# GIVEN TASK
Write out the whole listing again, exactly.

** start MATERIAL PROVIDED **

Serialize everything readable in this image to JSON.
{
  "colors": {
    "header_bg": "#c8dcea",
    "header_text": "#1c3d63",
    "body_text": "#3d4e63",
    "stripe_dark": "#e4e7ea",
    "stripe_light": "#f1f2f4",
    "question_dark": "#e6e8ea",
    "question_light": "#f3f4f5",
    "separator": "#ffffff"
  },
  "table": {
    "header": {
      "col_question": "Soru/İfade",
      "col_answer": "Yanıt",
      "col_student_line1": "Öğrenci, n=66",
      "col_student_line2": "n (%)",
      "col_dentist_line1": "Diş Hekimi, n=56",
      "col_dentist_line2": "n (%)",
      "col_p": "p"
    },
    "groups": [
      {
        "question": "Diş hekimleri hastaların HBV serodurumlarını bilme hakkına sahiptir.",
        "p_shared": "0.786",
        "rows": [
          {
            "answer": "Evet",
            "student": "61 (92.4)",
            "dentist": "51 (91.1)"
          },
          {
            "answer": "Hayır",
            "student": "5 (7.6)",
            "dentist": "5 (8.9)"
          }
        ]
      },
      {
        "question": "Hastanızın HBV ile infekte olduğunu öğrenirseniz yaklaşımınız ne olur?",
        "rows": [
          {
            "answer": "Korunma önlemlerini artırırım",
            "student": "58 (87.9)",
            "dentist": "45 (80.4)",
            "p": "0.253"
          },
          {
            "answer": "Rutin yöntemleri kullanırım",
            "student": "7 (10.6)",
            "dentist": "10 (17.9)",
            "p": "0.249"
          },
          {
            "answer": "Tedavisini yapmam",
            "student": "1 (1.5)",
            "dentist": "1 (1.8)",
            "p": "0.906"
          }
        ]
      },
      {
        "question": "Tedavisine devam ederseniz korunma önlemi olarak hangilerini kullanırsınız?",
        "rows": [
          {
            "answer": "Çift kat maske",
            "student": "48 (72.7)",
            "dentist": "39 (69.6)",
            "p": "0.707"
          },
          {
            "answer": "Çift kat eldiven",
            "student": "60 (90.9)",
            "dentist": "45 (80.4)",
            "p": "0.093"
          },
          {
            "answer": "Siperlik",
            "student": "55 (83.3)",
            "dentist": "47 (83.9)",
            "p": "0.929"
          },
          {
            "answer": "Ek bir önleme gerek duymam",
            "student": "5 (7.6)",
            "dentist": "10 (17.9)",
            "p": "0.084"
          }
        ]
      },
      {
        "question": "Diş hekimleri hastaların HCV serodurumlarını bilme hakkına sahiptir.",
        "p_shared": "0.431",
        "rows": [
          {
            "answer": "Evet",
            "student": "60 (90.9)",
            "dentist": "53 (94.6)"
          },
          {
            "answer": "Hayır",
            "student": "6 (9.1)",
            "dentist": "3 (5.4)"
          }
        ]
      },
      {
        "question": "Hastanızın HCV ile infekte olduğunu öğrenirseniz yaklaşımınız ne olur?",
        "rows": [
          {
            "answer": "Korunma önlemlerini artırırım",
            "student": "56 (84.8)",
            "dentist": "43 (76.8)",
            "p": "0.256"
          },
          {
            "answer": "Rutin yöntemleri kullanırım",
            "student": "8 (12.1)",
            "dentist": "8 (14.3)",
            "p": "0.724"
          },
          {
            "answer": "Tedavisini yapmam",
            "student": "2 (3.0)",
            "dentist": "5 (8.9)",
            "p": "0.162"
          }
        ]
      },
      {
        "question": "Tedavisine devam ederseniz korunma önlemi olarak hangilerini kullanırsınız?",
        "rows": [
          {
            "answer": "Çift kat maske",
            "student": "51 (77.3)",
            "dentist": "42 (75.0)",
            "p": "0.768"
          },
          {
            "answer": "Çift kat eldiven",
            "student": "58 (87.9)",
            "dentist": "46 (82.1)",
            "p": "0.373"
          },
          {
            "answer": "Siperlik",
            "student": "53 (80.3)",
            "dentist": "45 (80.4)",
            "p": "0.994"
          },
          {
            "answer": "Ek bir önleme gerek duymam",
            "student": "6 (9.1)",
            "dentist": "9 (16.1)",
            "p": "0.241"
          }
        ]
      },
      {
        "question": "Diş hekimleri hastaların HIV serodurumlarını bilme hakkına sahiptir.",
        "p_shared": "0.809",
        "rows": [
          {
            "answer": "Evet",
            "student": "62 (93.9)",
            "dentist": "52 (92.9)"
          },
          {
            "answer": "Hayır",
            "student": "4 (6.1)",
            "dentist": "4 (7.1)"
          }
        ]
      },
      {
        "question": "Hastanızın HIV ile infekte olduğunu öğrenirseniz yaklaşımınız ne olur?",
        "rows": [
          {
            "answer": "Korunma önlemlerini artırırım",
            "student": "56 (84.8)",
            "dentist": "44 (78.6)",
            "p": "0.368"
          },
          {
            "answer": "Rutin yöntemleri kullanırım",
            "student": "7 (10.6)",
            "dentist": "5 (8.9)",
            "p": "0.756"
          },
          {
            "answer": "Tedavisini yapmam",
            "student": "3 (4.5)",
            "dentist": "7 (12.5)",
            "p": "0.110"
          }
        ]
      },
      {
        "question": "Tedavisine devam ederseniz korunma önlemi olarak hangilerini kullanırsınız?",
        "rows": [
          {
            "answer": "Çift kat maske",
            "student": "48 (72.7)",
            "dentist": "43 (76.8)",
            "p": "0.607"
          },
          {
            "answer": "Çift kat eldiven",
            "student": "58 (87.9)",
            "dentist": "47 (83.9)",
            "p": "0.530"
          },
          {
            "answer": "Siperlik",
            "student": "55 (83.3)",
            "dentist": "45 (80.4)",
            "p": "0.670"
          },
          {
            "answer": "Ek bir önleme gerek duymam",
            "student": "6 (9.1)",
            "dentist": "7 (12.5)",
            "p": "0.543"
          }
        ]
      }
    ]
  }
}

** end MATERIAL PROVIDED **

# COMPLETE RESPONSE
Serialize everything readable in this image to JSON.
{
  "colors": {
    "header_bg": "#c8dcea",
    "header_text": "#1c3d63",
    "body_text": "#3d4e63",
    "stripe_dark": "#e4e7ea",
    "stripe_light": "#f1f2f4",
    "question_dark": "#e6e8ea",
    "question_light": "#f3f4f5",
    "separator": "#ffffff"
  },
  "table": {
    "header": {
      "col_question": "Soru/İfade",
      "col_answer": "Yanıt",
      "col_student_line1": "Öğrenci, n=66",
      "col_student_line2": "n (%)",
      "col_dentist_line1": "Diş Hekimi, n=56",
      "col_dentist_line2": "n (%)",
      "col_p": "p"
    },
    "groups": [
      {
        "question": "Diş hekimleri hastaların HBV serodurumlarını bilme hakkına sahiptir.",
        "p_shared": "0.786",
        "rows": [
          {
            "answer": "Evet",
            "student": "61 (92.4)",
            "dentist": "51 (91.1)"
          },
          {
            "answer": "Hayır",
            "student": "5 (7.6)",
            "dentist": "5 (8.9)"
          }
        ]
      },
      {
        "question": "Hastanızın HBV ile infekte olduğunu öğrenirseniz yaklaşımınız ne olur?",
        "rows": [
          {
            "answer": "Korunma önlemlerini artırırım",
            "student": "58 (87.9)",
            "dentist": "45 (80.4)",
            "p": "0.253"
          },
          {
            "answer": "Rutin yöntemleri kullanırım",
            "student": "7 (10.6)",
            "dentist": "10 (17.9)",
            "p": "0.249"
          },
          {
            "answer": "Tedavisini yapmam",
            "student": "1 (1.5)",
            "dentist": "1 (1.8)",
            "p": "0.906"
          }
        ]
      },
      {
        "question": "Tedavisine devam ederseniz korunma önlemi olarak hangilerini kullanırsınız?",
        "rows": [
          {
            "answer": "Çift kat maske",
            "student": "48 (72.7)",
            "dentist": "39 (69.6)",
            "p": "0.707"
          },
          {
            "answer": "Çift kat eldiven",
            "student": "60 (90.9)",
            "dentist": "45 (80.4)",
            "p": "0.093"
          },
          {
            "answer": "Siperlik",
            "student": "55 (83.3)",
            "dentist": "47 (83.9)",
            "p": "0.929"
          },
          {
            "answer": "Ek bir önleme gerek duymam",
            "student": "5 (7.6)",
            "dentist": "10 (17.9)",
            "p": "0.084"
          }
        ]
      },
      {
        "question": "Diş hekimleri hastaların HCV serodurumlarını bilme hakkına sahiptir.",
        "p_shared": "0.431",
        "rows": [
          {
            "answer": "Evet",
            "student": "60 (90.9)",
            "dentist": "53 (94.6)"
          },
          {
            "answer": "Hayır",
            "student": "6 (9.1)",
            "dentist": "3 (5.4)"
          }
        ]
      },
      {
        "question": "Hastanızın HCV ile infekte olduğunu öğrenirseniz yaklaşımınız ne olur?",
        "rows": [
          {
            "answer": "Korunma önlemlerini artırırım",
            "student": "56 (84.8)",
            "dentist": "43 (76.8)",
            "p": "0.256"
          },
          {
            "answer": "Rutin yöntemleri kullanırım",
            "student": "8 (12.1)",
            "dentist": "8 (14.3)",
            "p": "0.724"
          },
          {
            "answer": "Tedavisini yapmam",
            "student": "2 (3.0)",
            "dentist": "5 (8.9)",
            "p": "0.162"
          }
        ]
      },
      {
        "question": "Tedavisine devam ederseniz korunma önlemi olarak hangilerini kullanırsınız?",
        "rows": [
          {
            "answer": "Çift kat maske",
            "student": "51 (77.3)",
            "dentist": "42 (75.0)",
            "p": "0.768"
          },
          {
            "answer": "Çift kat eldiven",
            "student": "58 (87.9)",
            "dentist": "46 (82.1)",
            "p": "0.373"
          },
          {
            "answer": "Siperlik",
            "student": "53 (80.3)",
            "dentist": "45 (80.4)",
            "p": "0.994"
          },
          {
            "answer": "Ek bir önleme gerek duymam",
            "student": "6 (9.1)",
            "dentist": "9 (16.1)",
            "p": "0.241"
          }
        ]
      },
      {
        "question": "Diş hekimleri hastaların HIV serodurumlarını bilme hakkına sahiptir.",
        "p_shared": "0.809",
        "rows": [
          {
            "answer": "Evet",
            "student": "62 (93.9)",
            "dentist": "52 (92.9)"
          },
          {
            "answer": "Hayır",
            "student": "4 (6.1)",
            "dentist": "4 (7.1)"
          }
        ]
      },
      {
        "question": "Hastanızın HIV ile infekte olduğunu öğrenirseniz yaklaşımınız ne olur?",
        "rows": [
          {
            "answer": "Korunma önlemlerini artırırım",
            "student": "56 (84.8)",
            "dentist": "44 (78.6)",
            "p": "0.368"
          },
          {
            "answer": "Rutin yöntemleri kullanırım",
            "student": "7 (10.6)",
            "dentist": "5 (8.9)",
            "p": "0.756"
          },
          {
            "answer": "Tedavisini yapmam",
            "student": "3 (4.5)",
            "dentist": "7 (12.5)",
            "p": "0.110"
          }
        ]
      },
      {
        "question": "Tedavisine devam ederseniz korunma önlemi olarak hangilerini kullanırsınız?",
        "rows": [
          {
            "answer": "Çift kat maske",
            "student": "48 (72.7)",
            "dentist": "43 (76.8)",
            "p": "0.607"
          },
          {
            "answer": "Çift kat eldiven",
            "student": "58 (87.9)",
            "dentist": "47 (83.9)",
            "p": "0.530"
          },
          {
            "answer": "Siperlik",
            "student": "55 (83.3)",
            "dentist": "45 (80.4)",
            "p": "0.670"
          },
          {
            "answer": "Ek bir önleme gerek duymam",
            "student": "6 (9.1)",
            "dentist": "7 (12.5)",
            "p": "0.543"
          }
        ]
      }
    ]
  }
}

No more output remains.